# Work to do
Find each line holding "Pollution" and copy it out.

# Raw records
----------

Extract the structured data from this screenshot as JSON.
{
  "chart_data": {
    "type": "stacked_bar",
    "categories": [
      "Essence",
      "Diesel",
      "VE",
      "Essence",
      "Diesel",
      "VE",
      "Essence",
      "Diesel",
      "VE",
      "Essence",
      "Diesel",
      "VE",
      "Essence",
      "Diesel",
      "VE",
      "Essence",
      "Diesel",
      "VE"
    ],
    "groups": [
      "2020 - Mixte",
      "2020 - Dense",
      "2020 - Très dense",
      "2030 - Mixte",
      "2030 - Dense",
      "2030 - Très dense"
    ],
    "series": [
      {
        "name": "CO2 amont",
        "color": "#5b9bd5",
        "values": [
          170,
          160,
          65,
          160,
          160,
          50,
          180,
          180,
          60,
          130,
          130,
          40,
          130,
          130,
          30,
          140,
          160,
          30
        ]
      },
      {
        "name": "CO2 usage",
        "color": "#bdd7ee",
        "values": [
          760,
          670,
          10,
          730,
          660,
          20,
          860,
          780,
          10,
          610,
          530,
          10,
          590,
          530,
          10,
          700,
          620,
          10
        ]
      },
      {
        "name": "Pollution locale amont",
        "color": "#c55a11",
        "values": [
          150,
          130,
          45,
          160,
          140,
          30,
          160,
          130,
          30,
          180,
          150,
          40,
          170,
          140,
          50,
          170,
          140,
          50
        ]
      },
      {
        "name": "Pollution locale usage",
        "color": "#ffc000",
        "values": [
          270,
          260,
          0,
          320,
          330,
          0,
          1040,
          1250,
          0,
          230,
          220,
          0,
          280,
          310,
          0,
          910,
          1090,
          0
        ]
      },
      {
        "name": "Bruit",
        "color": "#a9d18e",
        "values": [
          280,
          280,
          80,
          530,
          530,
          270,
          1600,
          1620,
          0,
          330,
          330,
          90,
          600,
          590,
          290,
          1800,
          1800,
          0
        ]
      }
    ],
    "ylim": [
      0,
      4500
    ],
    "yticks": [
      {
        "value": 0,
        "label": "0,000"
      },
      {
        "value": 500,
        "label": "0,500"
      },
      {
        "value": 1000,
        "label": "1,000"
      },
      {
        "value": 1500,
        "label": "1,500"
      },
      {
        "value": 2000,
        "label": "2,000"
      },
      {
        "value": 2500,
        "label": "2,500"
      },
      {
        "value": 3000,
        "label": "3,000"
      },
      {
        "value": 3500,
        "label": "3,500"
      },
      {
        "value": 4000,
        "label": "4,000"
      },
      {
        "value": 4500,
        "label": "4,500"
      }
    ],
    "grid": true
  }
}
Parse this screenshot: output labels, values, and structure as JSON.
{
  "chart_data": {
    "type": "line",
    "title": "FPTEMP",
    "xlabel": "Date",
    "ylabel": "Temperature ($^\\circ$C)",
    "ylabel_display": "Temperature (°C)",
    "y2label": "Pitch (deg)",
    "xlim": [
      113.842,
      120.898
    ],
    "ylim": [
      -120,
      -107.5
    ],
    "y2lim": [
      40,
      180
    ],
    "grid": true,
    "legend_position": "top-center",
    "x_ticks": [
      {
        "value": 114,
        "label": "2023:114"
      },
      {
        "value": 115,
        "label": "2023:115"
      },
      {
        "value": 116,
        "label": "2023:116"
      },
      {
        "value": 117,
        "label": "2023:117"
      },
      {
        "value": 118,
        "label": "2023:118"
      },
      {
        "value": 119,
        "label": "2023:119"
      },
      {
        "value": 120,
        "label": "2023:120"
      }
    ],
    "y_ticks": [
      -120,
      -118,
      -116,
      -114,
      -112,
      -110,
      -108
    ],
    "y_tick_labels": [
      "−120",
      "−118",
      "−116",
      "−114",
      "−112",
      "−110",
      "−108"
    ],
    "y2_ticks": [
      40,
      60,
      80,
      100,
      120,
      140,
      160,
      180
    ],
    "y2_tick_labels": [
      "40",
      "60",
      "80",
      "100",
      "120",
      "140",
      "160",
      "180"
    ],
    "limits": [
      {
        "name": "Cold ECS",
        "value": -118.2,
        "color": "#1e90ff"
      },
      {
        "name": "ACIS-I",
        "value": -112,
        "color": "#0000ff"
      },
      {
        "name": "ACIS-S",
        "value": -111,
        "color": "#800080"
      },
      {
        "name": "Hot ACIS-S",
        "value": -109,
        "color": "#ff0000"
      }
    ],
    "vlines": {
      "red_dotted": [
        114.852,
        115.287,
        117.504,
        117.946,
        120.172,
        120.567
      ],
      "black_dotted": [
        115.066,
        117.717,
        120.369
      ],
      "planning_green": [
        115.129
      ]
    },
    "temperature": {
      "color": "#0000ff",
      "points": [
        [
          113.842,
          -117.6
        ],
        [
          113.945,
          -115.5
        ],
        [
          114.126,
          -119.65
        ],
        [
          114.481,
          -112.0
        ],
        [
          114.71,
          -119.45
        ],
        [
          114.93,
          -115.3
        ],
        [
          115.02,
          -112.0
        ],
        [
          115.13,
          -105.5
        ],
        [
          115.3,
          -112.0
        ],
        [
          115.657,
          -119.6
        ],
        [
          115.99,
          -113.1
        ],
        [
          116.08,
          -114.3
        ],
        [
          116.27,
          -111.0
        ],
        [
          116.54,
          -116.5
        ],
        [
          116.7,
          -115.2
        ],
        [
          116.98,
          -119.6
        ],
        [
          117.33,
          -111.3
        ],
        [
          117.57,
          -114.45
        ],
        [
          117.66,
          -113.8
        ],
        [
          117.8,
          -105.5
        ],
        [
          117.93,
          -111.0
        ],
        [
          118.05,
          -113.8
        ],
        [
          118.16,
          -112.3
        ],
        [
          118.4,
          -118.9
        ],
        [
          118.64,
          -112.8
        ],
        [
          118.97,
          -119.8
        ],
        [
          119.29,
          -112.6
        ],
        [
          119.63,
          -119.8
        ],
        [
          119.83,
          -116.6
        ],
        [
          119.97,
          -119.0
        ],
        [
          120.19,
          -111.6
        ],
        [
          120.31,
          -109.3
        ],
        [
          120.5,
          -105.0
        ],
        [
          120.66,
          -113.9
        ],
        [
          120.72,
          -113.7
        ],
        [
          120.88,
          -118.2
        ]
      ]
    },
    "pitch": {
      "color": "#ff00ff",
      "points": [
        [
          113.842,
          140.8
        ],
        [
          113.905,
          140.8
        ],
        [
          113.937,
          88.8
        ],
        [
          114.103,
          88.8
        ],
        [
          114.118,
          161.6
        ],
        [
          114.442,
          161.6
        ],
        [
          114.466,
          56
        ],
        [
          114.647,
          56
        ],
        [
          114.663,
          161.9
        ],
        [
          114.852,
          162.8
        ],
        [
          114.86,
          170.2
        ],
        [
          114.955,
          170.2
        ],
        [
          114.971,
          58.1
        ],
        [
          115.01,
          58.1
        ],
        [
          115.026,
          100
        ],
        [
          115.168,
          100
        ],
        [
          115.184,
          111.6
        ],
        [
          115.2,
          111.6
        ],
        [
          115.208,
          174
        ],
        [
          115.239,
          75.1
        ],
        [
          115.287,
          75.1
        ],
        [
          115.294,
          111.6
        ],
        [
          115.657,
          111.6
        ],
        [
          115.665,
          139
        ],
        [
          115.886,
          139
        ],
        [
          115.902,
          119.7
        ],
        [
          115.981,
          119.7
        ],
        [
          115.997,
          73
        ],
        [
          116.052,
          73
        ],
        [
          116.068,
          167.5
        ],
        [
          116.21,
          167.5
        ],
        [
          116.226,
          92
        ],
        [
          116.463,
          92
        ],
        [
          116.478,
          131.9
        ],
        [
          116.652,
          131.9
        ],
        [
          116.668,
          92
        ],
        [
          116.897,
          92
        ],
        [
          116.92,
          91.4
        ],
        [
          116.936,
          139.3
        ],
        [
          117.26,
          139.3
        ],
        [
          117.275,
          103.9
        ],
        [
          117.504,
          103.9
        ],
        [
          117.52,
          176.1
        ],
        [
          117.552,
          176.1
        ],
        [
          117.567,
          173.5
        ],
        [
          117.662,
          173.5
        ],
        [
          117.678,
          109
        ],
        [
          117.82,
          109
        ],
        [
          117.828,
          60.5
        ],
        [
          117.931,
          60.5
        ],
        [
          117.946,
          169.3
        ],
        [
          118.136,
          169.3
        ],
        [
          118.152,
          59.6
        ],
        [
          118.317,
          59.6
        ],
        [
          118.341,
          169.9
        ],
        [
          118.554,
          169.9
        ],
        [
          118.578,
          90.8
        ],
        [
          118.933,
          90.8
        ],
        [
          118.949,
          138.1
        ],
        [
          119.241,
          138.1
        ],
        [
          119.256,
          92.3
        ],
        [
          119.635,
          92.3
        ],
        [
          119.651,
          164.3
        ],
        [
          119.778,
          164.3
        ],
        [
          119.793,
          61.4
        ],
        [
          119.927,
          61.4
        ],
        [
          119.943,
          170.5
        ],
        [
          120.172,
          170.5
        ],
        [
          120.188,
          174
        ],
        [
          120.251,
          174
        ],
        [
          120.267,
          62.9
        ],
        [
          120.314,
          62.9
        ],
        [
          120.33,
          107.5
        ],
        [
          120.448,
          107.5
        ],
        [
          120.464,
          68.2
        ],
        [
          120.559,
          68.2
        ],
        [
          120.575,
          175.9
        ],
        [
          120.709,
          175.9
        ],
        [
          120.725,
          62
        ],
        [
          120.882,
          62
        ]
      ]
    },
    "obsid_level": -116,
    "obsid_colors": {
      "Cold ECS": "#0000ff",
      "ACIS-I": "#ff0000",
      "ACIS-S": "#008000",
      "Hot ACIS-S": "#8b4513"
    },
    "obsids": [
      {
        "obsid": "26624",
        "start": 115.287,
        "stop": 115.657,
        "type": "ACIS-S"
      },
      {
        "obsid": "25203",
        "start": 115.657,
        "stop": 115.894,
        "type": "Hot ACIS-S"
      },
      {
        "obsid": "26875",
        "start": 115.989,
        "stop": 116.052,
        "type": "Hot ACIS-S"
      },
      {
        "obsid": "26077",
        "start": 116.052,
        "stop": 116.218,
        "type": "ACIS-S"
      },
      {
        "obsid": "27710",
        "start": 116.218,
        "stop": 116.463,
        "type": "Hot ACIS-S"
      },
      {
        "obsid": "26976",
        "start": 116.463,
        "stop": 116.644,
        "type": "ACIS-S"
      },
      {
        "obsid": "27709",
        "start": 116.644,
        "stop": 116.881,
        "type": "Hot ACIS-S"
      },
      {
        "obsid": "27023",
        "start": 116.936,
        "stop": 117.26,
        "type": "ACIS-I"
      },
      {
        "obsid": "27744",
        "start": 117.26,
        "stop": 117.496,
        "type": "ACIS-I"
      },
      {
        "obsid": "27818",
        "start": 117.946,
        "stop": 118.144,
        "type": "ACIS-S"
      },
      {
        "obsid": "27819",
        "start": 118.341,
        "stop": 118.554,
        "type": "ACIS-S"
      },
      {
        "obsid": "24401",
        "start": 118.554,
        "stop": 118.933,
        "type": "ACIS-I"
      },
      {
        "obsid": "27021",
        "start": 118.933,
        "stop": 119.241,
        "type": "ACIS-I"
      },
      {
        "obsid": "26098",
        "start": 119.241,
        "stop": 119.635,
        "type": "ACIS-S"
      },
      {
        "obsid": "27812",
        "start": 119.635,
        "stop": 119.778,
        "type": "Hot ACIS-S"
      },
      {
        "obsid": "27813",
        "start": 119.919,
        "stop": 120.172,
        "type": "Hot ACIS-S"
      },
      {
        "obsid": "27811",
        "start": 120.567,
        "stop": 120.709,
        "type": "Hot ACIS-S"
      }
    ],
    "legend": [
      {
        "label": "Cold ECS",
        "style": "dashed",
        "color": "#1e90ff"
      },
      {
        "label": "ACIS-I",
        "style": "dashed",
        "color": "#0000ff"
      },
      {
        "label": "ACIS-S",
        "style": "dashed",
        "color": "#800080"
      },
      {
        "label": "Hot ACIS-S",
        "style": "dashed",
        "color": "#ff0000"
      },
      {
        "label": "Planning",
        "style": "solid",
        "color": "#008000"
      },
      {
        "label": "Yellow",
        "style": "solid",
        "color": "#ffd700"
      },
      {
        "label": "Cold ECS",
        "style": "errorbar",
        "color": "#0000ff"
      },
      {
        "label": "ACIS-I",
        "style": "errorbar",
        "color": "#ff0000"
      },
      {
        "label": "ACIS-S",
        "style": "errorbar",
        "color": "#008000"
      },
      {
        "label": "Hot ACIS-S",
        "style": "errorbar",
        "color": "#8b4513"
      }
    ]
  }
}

----------

# Output of the task
        "name": "Pollution locale amont",
        "name": "Pollution locale usage",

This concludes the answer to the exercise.